Task requirements => Pull out every line with the word "running".

Materials provided =>

########################################

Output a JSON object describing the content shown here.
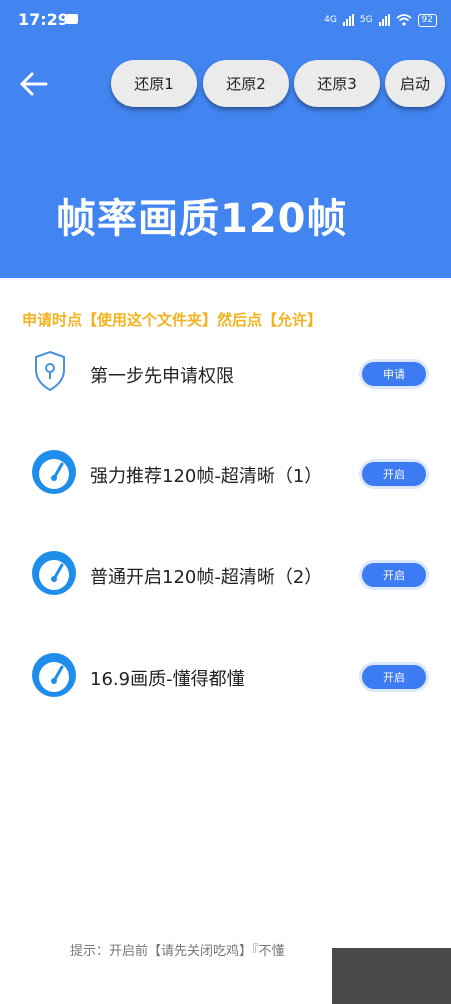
{
  "status_bar": {
    "time": "17:29",
    "network1": "4G",
    "network2": "5G",
    "battery": "92"
  },
  "toolbar": {
    "restore1": "还原1",
    "restore2": "还原2",
    "restore3": "还原3",
    "start": "启动"
  },
  "header": {
    "title": "帧率画质120帧"
  },
  "notice": "申请时点【使用这个文件夹】然后点【允许】",
  "rows": [
    {
      "label": "第一步先申请权限",
      "action": "申请",
      "icon": "shield-icon"
    },
    {
      "label": "强力推荐120帧-超清晰（1）",
      "action": "开启",
      "icon": "speedometer-icon"
    },
    {
      "label": "普通开启120帧-超清晰（2）",
      "action": "开启",
      "icon": "speedometer-icon"
    },
    {
      "label": "16.9画质-懂得都懂",
      "action": "开启",
      "icon": "speedometer-icon"
    }
  ],
  "footer": {
    "tip": "提示：开启前【请先关闭吃鸡】『不懂"
  },
  "colors": {
    "header_bg": "#4285F0",
    "accent_button": "#3D7BF3",
    "notice_text": "#F2B320"
  }
}
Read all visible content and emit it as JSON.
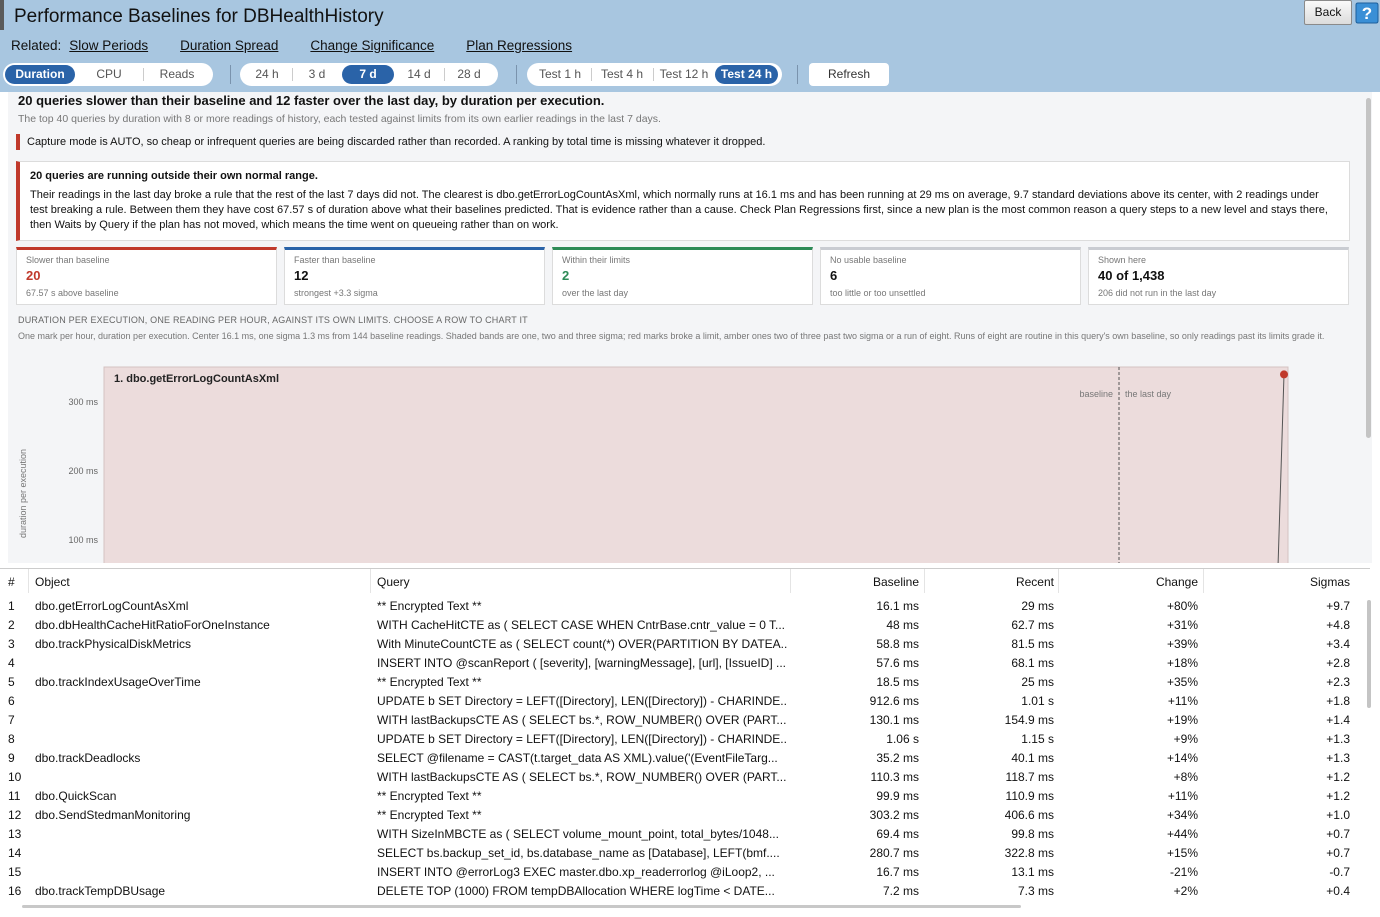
{
  "window": {
    "title": "Performance Baselines for DBHealthHistory",
    "back_label": "Back"
  },
  "related": {
    "label": "Related:",
    "links": [
      "Slow Periods",
      "Duration Spread",
      "Change Significance",
      "Plan Regressions"
    ]
  },
  "metric_tabs": [
    {
      "label": "Duration",
      "selected": true
    },
    {
      "label": "CPU",
      "selected": false
    },
    {
      "label": "Reads",
      "selected": false
    }
  ],
  "window_tabs": [
    {
      "label": "24 h",
      "selected": false
    },
    {
      "label": "3 d",
      "selected": false
    },
    {
      "label": "7 d",
      "selected": true
    },
    {
      "label": "14 d",
      "selected": false
    },
    {
      "label": "28 d",
      "selected": false
    }
  ],
  "test_tabs": [
    {
      "label": "Test 1 h",
      "selected": false
    },
    {
      "label": "Test 4 h",
      "selected": false
    },
    {
      "label": "Test 12 h",
      "selected": false
    },
    {
      "label": "Test 24 h",
      "selected": true
    }
  ],
  "refresh_label": "Refresh",
  "report": {
    "headline": "20 queries slower than their baseline and 12 faster over the last day, by duration per execution.",
    "subline": "The top 40 queries by duration with 8 or more readings of history, each tested against limits from its own earlier readings in the last 7 days.",
    "capture_note": "Capture mode is AUTO, so cheap or infrequent queries are being discarded rather than recorded. A ranking by total time is missing whatever it dropped.",
    "alert_title": "20 queries are running outside their own normal range.",
    "alert_body": "Their readings in the last day broke a rule that the rest of the last 7 days did not. The clearest is dbo.getErrorLogCountAsXml, which normally runs at 16.1 ms and has been running at 29 ms on average, 9.7 standard deviations above its center, with 2 readings under test breaking a rule. Between them they have cost 67.57 s of duration above what their baselines predicted. That is evidence rather than a cause. Check Plan Regressions first, since a new plan is the most common reason a query steps to a new level and stays there, then Waits by Query if the plan has not moved, which means the time went on queueing rather than on work.",
    "stats": [
      {
        "label": "Slower than baseline",
        "value": "20",
        "sub": "67.57 s above baseline",
        "color": "#c0392b",
        "value_color": "#c0392b"
      },
      {
        "label": "Faster than baseline",
        "value": "12",
        "sub": "strongest +3.3 sigma",
        "color": "#2a63a8",
        "value_color": "#111111"
      },
      {
        "label": "Within their limits",
        "value": "2",
        "sub": "over the last day",
        "color": "#2e8b57",
        "value_color": "#2e8b57"
      },
      {
        "label": "No usable baseline",
        "value": "6",
        "sub": "too little or too unsettled",
        "color": "#c9ccd2",
        "value_color": "#111111"
      },
      {
        "label": "Shown here",
        "value": "40 of 1,438",
        "sub": "206 did not run in the last day",
        "color": "#c9ccd2",
        "value_color": "#111111"
      }
    ],
    "chart_caption": "DURATION PER EXECUTION, ONE READING PER HOUR, AGAINST ITS OWN LIMITS. CHOOSE A ROW TO CHART IT",
    "chart_notes": "One mark per hour, duration per execution. Center 16.1 ms, one sigma 1.3 ms from 144 baseline readings. Shaded bands are one, two and three sigma; red marks broke a limit, amber ones two of three past two sigma or a run of eight. Runs of eight are routine in this query's own baseline, so only readings past its limits grade it."
  },
  "chart_data": {
    "type": "line",
    "title": "1. dbo.getErrorLogCountAsXml",
    "ylabel": "duration per execution",
    "yticks": [
      "300 ms",
      "200 ms",
      "100 ms"
    ],
    "ytick_values": [
      300,
      200,
      100
    ],
    "region_labels": [
      "baseline",
      "the last day"
    ],
    "points": [
      {
        "x": "last",
        "y": 340,
        "broke_limit": true
      }
    ],
    "colors": {
      "band": "#ecdcdc",
      "mark": "#c0392b"
    }
  },
  "grid": {
    "columns": [
      "#",
      "Object",
      "Query",
      "Baseline",
      "Recent",
      "Change",
      "Sigmas"
    ],
    "rows": [
      [
        "1",
        "dbo.getErrorLogCountAsXml",
        "** Encrypted Text **",
        "16.1 ms",
        "29 ms",
        "+80%",
        "+9.7"
      ],
      [
        "2",
        "dbo.dbHealthCacheHitRatioForOneInstance",
        "WITH CacheHitCTE as ( SELECT CASE WHEN CntrBase.cntr_value = 0 T...",
        "48 ms",
        "62.7 ms",
        "+31%",
        "+4.8"
      ],
      [
        "3",
        "dbo.trackPhysicalDiskMetrics",
        "With MinuteCountCTE as ( SELECT count(*) OVER(PARTITION BY DATEA...",
        "58.8 ms",
        "81.5 ms",
        "+39%",
        "+3.4"
      ],
      [
        "4",
        "",
        "INSERT INTO @scanReport ( [severity], [warningMessage], [url], [IssueID] ...",
        "57.6 ms",
        "68.1 ms",
        "+18%",
        "+2.8"
      ],
      [
        "5",
        "dbo.trackIndexUsageOverTime",
        "** Encrypted Text **",
        "18.5 ms",
        "25 ms",
        "+35%",
        "+2.3"
      ],
      [
        "6",
        "",
        "UPDATE b SET Directory = LEFT([Directory], LEN([Directory]) - CHARINDE...",
        "912.6 ms",
        "1.01 s",
        "+11%",
        "+1.8"
      ],
      [
        "7",
        "",
        "WITH lastBackupsCTE AS ( SELECT bs.*, ROW_NUMBER() OVER (PART...",
        "130.1 ms",
        "154.9 ms",
        "+19%",
        "+1.4"
      ],
      [
        "8",
        "",
        "UPDATE b SET Directory = LEFT([Directory], LEN([Directory]) - CHARINDE...",
        "1.06 s",
        "1.15 s",
        "+9%",
        "+1.3"
      ],
      [
        "9",
        "dbo.trackDeadlocks",
        "SELECT @filename = CAST(t.target_data AS XML).value('(EventFileTarg...",
        "35.2 ms",
        "40.1 ms",
        "+14%",
        "+1.3"
      ],
      [
        "10",
        "",
        "WITH lastBackupsCTE AS ( SELECT bs.*, ROW_NUMBER() OVER (PART...",
        "110.3 ms",
        "118.7 ms",
        "+8%",
        "+1.2"
      ],
      [
        "11",
        "dbo.QuickScan",
        "** Encrypted Text **",
        "99.9 ms",
        "110.9 ms",
        "+11%",
        "+1.2"
      ],
      [
        "12",
        "dbo.SendStedmanMonitoring",
        "** Encrypted Text **",
        "303.2 ms",
        "406.6 ms",
        "+34%",
        "+1.0"
      ],
      [
        "13",
        "",
        "WITH SizeInMBCTE as ( SELECT volume_mount_point, total_bytes/1048...",
        "69.4 ms",
        "99.8 ms",
        "+44%",
        "+0.7"
      ],
      [
        "14",
        "",
        "SELECT bs.backup_set_id, bs.database_name as [Database], LEFT(bmf....",
        "280.7 ms",
        "322.8 ms",
        "+15%",
        "+0.7"
      ],
      [
        "15",
        "",
        "INSERT INTO @errorLog3 EXEC master.dbo.xp_readerrorlog @iLoop2, ...",
        "16.7 ms",
        "13.1 ms",
        "-21%",
        "-0.7"
      ],
      [
        "16",
        "dbo.trackTempDBUsage",
        "DELETE TOP (1000) FROM tempDBAllocation WHERE logTime < DATE...",
        "7.2 ms",
        "7.3 ms",
        "+2%",
        "+0.4"
      ]
    ]
  }
}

########################################

Final result =>
    "alert_title": "20 queries are running outside their own normal range.",
    "alert_body": "Their readings in the last day broke a rule that the rest of the last 7 days did not. The clearest is dbo.getErrorLogCountAsXml, which normally runs at 16.1 ms and has been running at 29 ms on average, 9.7 standard deviations above its center, with 2 readings under test breaking a rule. Between them they have cost 67.57 s of duration above what their baselines predicted. That is evidence rather than a cause. Check Plan Regressions first, since a new plan is the most common reason a query steps to a new level and stays there, then Waits by Query if the plan has not moved, which means the time went on queueing rather than on work.",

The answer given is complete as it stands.